Source records:
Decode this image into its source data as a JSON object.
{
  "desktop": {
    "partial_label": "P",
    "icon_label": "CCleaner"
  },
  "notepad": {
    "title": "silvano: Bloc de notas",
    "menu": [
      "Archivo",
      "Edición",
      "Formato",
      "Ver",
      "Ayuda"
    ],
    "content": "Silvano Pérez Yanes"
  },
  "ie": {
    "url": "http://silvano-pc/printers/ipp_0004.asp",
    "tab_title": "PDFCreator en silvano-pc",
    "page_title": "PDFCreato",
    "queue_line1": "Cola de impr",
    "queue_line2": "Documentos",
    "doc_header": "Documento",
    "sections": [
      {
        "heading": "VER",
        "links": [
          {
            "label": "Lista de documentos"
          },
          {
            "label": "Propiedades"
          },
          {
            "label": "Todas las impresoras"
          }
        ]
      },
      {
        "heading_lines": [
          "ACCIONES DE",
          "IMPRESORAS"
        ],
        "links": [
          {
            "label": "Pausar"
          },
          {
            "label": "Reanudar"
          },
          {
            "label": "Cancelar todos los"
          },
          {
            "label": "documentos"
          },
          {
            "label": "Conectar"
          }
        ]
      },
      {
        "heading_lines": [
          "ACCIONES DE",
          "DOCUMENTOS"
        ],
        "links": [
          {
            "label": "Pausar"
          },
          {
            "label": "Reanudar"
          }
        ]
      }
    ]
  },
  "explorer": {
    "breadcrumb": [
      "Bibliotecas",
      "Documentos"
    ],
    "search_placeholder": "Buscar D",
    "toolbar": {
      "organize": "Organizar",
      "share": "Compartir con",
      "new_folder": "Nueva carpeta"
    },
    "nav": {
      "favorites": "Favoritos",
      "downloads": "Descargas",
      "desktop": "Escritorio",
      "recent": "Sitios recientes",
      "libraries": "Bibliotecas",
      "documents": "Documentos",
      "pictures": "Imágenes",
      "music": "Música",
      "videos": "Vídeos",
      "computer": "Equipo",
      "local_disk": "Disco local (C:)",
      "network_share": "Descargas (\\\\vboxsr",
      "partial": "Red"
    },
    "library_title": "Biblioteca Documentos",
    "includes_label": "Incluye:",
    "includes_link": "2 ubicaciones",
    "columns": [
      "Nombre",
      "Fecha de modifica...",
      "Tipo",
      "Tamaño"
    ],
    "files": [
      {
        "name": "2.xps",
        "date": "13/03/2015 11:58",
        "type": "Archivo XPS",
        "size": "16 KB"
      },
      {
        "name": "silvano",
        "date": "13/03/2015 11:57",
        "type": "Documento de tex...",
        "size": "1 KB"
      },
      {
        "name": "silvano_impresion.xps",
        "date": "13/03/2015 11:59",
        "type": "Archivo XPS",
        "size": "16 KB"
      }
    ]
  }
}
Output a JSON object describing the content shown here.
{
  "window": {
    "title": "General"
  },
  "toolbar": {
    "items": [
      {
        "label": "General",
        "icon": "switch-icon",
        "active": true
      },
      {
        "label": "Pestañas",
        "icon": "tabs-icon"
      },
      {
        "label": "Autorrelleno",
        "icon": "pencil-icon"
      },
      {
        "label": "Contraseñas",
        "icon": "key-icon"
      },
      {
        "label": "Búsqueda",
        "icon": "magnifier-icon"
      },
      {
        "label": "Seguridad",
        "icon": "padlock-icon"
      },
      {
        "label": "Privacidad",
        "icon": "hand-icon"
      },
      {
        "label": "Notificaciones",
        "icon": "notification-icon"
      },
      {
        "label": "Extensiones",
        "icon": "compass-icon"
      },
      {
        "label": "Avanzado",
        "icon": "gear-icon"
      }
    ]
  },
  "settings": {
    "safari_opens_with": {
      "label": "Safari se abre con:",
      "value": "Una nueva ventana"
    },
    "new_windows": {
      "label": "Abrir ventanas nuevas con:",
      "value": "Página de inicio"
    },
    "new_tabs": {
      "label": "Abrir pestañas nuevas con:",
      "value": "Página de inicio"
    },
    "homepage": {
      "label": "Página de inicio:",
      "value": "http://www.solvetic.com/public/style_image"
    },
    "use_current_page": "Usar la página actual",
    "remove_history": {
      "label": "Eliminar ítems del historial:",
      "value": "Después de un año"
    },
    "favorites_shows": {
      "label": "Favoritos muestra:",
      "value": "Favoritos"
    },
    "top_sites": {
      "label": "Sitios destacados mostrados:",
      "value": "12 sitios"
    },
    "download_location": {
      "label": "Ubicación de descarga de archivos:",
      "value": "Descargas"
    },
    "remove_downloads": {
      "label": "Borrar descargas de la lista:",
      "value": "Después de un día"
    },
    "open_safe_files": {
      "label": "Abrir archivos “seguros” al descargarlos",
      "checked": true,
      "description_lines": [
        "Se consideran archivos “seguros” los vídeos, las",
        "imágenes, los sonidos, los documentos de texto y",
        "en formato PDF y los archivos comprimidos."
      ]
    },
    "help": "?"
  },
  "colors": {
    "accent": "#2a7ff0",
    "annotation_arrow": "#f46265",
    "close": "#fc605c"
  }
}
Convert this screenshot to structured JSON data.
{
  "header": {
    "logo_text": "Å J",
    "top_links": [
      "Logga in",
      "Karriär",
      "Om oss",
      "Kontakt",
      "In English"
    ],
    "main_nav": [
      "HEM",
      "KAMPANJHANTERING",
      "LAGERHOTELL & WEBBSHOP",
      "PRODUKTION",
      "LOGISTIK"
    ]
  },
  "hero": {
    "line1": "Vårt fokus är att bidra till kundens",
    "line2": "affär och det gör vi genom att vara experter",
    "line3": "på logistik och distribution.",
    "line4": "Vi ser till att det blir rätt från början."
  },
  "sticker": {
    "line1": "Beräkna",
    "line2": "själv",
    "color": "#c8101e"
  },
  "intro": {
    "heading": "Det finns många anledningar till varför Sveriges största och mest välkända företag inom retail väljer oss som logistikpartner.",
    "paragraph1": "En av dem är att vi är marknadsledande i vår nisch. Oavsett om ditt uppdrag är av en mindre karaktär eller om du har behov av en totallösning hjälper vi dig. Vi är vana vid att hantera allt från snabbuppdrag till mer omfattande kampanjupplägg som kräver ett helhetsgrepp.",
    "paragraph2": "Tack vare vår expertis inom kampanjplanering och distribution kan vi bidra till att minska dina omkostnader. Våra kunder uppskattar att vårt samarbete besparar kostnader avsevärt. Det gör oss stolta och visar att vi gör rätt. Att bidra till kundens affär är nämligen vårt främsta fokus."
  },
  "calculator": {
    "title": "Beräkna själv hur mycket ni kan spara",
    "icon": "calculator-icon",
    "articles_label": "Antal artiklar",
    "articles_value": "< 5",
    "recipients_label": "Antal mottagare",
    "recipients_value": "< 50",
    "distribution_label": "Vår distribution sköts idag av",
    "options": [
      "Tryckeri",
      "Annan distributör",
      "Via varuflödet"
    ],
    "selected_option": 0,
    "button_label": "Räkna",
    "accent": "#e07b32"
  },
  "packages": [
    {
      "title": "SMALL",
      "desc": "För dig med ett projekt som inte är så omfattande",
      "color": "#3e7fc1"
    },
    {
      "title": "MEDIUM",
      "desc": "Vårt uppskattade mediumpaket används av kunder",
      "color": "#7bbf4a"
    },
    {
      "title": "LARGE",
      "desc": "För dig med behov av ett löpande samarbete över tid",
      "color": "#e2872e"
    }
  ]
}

Problem: Every entry must be quoted exactly as it appears above.

Exercise output:
Decode this image into its source data as a JSON object.
{
  "desktop": {
    "partial_label": "P",
    "icon_label": "CCleaner"
  },
  "notepad": {
    "title": "silvano: Bloc de notas",
    "menu": [
      "Archivo",
      "Edición",
      "Formato",
      "Ver",
      "Ayuda"
    ],
    "content": "Silvano Pérez Yanes"
  },
  "ie": {
    "url": "http://silvano-pc/printers/ipp_0004.asp",
    "tab_title": "PDFCreator en silvano-pc",
    "page_title": "PDFCreato",
    "queue_line1": "Cola de impr",
    "queue_line2": "Documentos",
    "doc_header": "Documento",
    "sections": [
      {
        "heading": "VER",
        "links": [
          {
            "label": "Lista de documentos"
          },
          {
            "label": "Propiedades"
          },
          {
            "label": "Todas las impresoras"
          }
        ]
      },
      {
        "heading_lines": [
          "ACCIONES DE",
          "IMPRESORAS"
        ],
        "links": [
          {
            "label": "Pausar"
          },
          {
            "label": "Reanudar"
          },
          {
            "label": "Cancelar todos los"
          },
          {
            "label": "documentos"
          },
          {
            "label": "Conectar"
          }
        ]
      },
      {
        "heading_lines": [
          "ACCIONES DE",
          "DOCUMENTOS"
        ],
        "links": [
          {
            "label": "Pausar"
          },
          {
            "label": "Reanudar"
          }
        ]
      }
    ]
  },
  "explorer": {
    "breadcrumb": [
      "Bibliotecas",
      "Documentos"
    ],
    "search_placeholder": "Buscar D",
    "toolbar": {
      "organize": "Organizar",
      "share": "Compartir con",
      "new_folder": "Nueva carpeta"
    },
    "nav": {
      "favorites": "Favoritos",
      "downloads": "Descargas",
      "desktop": "Escritorio",
      "recent": "Sitios recientes",
      "libraries": "Bibliotecas",
      "documents": "Documentos",
      "pictures": "Imágenes",
      "music": "Música",
      "videos": "Vídeos",
      "computer": "Equipo",
      "local_disk": "Disco local (C:)",
      "network_share": "Descargas (\\\\vboxsr",
      "partial": "Red"
    },
    "library_title": "Biblioteca Documentos",
    "includes_label": "Incluye:",
    "includes_link": "2 ubicaciones",
    "columns": [
      "Nombre",
      "Fecha de modifica...",
      "Tipo",
      "Tamaño"
    ],
    "files": [
      {
        "name": "2.xps",
        "date": "13/03/2015 11:58",
        "type": "Archivo XPS",
        "size": "16 KB"
      },
      {
        "name": "silvano",
        "date": "13/03/2015 11:57",
        "type": "Documento de tex...",
        "size": "1 KB"
      },
      {
        "name": "silvano_impresion.xps",
        "date": "13/03/2015 11:59",
        "type": "Archivo XPS",
        "size": "16 KB"
      }
    ]
  }
}
Output a JSON object describing the content shown here.
{
  "window": {
    "title": "General"
  },
  "toolbar": {
    "items": [
      {
        "label": "General",
        "icon": "switch-icon",
        "active": true
      },
      {
        "label": "Pestañas",
        "icon": "tabs-icon"
      },
      {
        "label": "Autorrelleno",
        "icon": "pencil-icon"
      },
      {
        "label": "Contraseñas",
        "icon": "key-icon"
      },
      {
        "label": "Búsqueda",
        "icon": "magnifier-icon"
      },
      {
        "label": "Seguridad",
        "icon": "padlock-icon"
      },
      {
        "label": "Privacidad",
        "icon": "hand-icon"
      },
      {
        "label": "Notificaciones",
        "icon": "notification-icon"
      },
      {
        "label": "Extensiones",
        "icon": "compass-icon"
      },
      {
        "label": "Avanzado",
        "icon": "gear-icon"
      }
    ]
  },
  "settings": {
    "safari_opens_with": {
      "label": "Safari se abre con:",
      "value": "Una nueva ventana"
    },
    "new_windows": {
      "label": "Abrir ventanas nuevas con:",
      "value": "Página de inicio"
    },
    "new_tabs": {
      "label": "Abrir pestañas nuevas con:",
      "value": "Página de inicio"
    },
    "homepage": {
      "label": "Página de inicio:",
      "value": "http://www.solvetic.com/public/style_image"
    },
    "use_current_page": "Usar la página actual",
    "remove_history": {
      "label": "Eliminar ítems del historial:",
      "value": "Después de un año"
    },
    "favorites_shows": {
      "label": "Favoritos muestra:",
      "value": "Favoritos"
    },
    "top_sites": {
      "label": "Sitios destacados mostrados:",
      "value": "12 sitios"
    },
    "download_location": {
      "label": "Ubicación de descarga de archivos:",
      "value": "Descargas"
    },
    "remove_downloads": {
      "label": "Borrar descargas de la lista:",
      "value": "Después de un día"
    },
    "open_safe_files": {
      "label": "Abrir archivos “seguros” al descargarlos",
      "checked": true,
      "description_lines": [
        "Se consideran archivos “seguros” los vídeos, las",
        "imágenes, los sonidos, los documentos de texto y",
        "en formato PDF y los archivos comprimidos."
      ]
    },
    "help": "?"
  },
  "colors": {
    "accent": "#2a7ff0",
    "annotation_arrow": "#f46265",
    "close": "#fc605c"
  }
}
Convert this screenshot to structured JSON data.
{
  "header": {
    "logo_text": "Å J",
    "top_links": [
      "Logga in",
      "Karriär",
      "Om oss",
      "Kontakt",
      "In English"
    ],
    "main_nav": [
      "HEM",
      "KAMPANJHANTERING",
      "LAGERHOTELL & WEBBSHOP",
      "PRODUKTION",
      "LOGISTIK"
    ]
  },
  "hero": {
    "line1": "Vårt fokus är att bidra till kundens",
    "line2": "affär och det gör vi genom att vara experter",
    "line3": "på logistik och distribution.",
    "line4": "Vi ser till att det blir rätt från början."
  },
  "sticker": {
    "line1": "Beräkna",
    "line2": "själv",
    "color": "#c8101e"
  },
  "intro": {
    "heading": "Det finns många anledningar till varför Sveriges största och mest välkända företag inom retail väljer oss som logistikpartner.",
    "paragraph1": "En av dem är att vi är marknadsledande i vår nisch. Oavsett om ditt uppdrag är av en mindre karaktär eller om du har behov av en totallösning hjälper vi dig. Vi är vana vid att hantera allt från snabbuppdrag till mer omfattande kampanjupplägg som kräver ett helhetsgrepp.",
    "paragraph2": "Tack vare vår expertis inom kampanjplanering och distribution kan vi bidra till att minska dina omkostnader. Våra kunder uppskattar att vårt samarbete besparar kostnader avsevärt. Det gör oss stolta och visar att vi gör rätt. Att bidra till kundens affär är nämligen vårt främsta fokus."
  },
  "calculator": {
    "title": "Beräkna själv hur mycket ni kan spara",
    "icon": "calculator-icon",
    "articles_label": "Antal artiklar",
    "articles_value": "< 5",
    "recipients_label": "Antal mottagare",
    "recipients_value": "< 50",
    "distribution_label": "Vår distribution sköts idag av",
    "options": [
      "Tryckeri",
      "Annan distributör",
      "Via varuflödet"
    ],
    "selected_option": 0,
    "button_label": "Räkna",
    "accent": "#e07b32"
  },
  "packages": [
    {
      "title": "SMALL",
      "desc": "För dig med ett projekt som inte är så omfattande",
      "color": "#3e7fc1"
    },
    {
      "title": "MEDIUM",
      "desc": "Vårt uppskattade mediumpaket används av kunder",
      "color": "#7bbf4a"
    },
    {
      "title": "LARGE",
      "desc": "För dig med behov av ett löpande samarbete över tid",
      "color": "#e2872e"
    }
  ]
}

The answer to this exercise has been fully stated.